### Written request
In the entries that follow, how many lines hold the string "into"? Give only that number.

### Records contained in a dataset
+===+

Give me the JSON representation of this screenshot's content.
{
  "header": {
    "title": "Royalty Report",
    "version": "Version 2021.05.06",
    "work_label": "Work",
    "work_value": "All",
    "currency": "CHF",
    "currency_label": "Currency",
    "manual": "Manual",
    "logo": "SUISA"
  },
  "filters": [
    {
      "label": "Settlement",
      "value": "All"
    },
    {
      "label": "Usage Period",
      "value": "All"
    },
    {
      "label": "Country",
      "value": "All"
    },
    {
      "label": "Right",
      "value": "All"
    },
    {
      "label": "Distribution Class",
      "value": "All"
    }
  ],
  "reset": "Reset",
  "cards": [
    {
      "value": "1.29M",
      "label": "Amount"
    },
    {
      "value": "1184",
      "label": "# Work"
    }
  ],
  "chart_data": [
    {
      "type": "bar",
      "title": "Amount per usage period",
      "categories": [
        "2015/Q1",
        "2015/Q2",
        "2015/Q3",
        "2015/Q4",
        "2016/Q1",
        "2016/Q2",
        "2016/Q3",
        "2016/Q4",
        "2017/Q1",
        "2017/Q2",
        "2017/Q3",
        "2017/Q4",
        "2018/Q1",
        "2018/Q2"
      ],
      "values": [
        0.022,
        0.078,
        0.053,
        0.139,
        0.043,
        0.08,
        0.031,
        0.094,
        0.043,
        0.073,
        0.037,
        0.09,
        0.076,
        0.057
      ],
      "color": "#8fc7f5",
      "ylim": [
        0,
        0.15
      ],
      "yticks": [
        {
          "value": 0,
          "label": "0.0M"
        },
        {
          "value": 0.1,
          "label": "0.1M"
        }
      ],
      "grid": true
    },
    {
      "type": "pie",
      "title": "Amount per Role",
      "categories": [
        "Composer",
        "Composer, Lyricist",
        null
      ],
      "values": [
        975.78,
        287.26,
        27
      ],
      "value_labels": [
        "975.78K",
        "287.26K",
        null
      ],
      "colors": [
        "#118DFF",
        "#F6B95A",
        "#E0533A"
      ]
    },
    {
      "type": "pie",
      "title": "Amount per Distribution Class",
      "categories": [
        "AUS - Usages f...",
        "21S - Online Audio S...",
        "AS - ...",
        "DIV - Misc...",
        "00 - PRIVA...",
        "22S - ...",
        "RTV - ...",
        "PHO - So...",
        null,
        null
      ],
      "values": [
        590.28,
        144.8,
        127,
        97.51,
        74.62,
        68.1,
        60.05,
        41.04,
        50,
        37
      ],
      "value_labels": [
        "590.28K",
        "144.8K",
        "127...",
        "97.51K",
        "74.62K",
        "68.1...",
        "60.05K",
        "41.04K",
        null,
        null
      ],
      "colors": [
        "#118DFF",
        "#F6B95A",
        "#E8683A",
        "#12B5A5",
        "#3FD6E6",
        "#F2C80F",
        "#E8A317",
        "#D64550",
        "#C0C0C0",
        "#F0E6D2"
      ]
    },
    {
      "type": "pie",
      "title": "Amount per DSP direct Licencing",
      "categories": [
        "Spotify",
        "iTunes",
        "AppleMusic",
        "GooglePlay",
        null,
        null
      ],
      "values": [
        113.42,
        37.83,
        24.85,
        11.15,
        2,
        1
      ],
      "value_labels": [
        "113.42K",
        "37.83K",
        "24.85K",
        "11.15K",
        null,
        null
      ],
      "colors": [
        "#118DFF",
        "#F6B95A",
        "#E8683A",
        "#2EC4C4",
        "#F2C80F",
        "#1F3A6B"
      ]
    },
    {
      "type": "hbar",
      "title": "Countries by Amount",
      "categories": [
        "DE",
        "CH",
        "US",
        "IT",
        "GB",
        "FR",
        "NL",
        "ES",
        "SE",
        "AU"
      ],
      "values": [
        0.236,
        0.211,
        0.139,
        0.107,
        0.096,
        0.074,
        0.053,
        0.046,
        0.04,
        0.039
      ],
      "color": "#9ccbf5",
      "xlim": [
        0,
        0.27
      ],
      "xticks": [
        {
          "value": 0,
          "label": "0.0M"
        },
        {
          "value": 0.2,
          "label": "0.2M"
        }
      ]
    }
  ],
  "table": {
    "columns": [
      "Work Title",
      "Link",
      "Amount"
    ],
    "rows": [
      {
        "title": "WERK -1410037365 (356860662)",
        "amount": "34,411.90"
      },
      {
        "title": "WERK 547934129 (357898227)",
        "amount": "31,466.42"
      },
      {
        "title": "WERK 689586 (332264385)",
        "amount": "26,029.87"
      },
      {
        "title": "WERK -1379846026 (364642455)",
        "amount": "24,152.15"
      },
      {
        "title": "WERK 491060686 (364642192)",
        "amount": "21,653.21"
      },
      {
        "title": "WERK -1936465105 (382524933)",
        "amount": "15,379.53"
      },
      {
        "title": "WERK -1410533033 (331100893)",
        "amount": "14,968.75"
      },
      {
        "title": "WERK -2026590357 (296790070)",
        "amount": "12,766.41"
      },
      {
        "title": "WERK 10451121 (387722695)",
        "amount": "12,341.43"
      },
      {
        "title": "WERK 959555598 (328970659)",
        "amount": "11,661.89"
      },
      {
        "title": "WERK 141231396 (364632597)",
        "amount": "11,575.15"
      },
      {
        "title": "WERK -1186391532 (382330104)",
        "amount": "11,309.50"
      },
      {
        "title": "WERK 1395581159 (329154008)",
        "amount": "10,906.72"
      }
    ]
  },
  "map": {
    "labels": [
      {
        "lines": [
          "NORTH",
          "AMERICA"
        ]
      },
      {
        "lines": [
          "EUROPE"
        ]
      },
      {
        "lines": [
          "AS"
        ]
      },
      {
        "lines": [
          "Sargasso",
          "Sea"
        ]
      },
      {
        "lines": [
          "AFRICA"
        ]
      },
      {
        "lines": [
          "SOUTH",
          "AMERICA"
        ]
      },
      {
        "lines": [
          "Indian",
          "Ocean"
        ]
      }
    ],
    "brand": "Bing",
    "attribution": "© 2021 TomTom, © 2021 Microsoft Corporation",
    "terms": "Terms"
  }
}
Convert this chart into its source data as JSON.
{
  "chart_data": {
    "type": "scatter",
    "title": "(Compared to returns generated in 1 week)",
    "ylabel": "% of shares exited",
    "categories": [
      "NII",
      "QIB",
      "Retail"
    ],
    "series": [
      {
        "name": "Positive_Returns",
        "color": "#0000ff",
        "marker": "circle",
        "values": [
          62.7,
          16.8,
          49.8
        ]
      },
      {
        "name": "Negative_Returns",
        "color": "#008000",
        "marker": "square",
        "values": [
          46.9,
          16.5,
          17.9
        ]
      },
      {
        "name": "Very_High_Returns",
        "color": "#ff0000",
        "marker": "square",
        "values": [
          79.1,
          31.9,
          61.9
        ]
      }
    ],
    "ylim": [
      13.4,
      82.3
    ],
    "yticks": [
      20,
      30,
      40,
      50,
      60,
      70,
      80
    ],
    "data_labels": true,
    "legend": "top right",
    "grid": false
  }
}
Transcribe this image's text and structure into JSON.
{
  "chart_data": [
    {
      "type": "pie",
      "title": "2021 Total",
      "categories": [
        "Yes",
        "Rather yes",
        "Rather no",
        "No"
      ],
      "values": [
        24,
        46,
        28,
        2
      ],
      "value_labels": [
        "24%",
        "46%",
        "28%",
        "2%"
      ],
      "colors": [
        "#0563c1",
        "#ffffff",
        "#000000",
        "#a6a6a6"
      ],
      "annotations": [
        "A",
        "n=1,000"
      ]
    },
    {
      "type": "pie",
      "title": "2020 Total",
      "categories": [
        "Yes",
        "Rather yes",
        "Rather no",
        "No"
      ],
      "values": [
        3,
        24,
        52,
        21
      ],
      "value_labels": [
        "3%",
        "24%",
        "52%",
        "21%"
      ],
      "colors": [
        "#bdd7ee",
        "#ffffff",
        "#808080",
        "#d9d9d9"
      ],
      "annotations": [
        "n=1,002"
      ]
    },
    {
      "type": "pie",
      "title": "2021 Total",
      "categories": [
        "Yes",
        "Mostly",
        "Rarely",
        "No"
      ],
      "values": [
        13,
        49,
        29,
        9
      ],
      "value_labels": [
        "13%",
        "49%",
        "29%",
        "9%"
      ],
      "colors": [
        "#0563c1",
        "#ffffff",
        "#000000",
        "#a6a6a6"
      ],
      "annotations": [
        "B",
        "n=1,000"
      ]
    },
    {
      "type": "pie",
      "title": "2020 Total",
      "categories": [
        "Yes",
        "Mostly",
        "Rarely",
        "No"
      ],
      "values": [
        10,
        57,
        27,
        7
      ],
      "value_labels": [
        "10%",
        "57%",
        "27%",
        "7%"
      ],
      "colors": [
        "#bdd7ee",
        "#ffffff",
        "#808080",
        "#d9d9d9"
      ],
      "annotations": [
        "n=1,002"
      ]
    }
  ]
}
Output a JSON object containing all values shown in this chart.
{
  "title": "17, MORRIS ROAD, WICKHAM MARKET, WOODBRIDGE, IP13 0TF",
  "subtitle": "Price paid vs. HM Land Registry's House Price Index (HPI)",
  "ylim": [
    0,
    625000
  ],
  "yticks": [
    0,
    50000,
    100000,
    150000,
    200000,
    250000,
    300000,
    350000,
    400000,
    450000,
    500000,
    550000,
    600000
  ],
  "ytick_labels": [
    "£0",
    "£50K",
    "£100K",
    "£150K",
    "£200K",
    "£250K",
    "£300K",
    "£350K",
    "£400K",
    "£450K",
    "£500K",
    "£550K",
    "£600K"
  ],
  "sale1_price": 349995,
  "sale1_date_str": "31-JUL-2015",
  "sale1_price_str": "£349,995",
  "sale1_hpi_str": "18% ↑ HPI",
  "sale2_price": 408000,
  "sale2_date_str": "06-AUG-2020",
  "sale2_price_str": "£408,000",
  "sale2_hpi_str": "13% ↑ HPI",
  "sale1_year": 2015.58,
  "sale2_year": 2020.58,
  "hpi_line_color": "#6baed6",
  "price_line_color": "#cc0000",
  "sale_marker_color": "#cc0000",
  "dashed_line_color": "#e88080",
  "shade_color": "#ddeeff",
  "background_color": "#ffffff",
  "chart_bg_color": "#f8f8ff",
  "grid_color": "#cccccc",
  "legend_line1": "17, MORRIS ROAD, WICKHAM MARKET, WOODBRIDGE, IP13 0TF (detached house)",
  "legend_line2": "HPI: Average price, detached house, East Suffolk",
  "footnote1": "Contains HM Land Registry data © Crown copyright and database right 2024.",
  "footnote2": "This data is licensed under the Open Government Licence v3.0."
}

+===+

### Task answer
2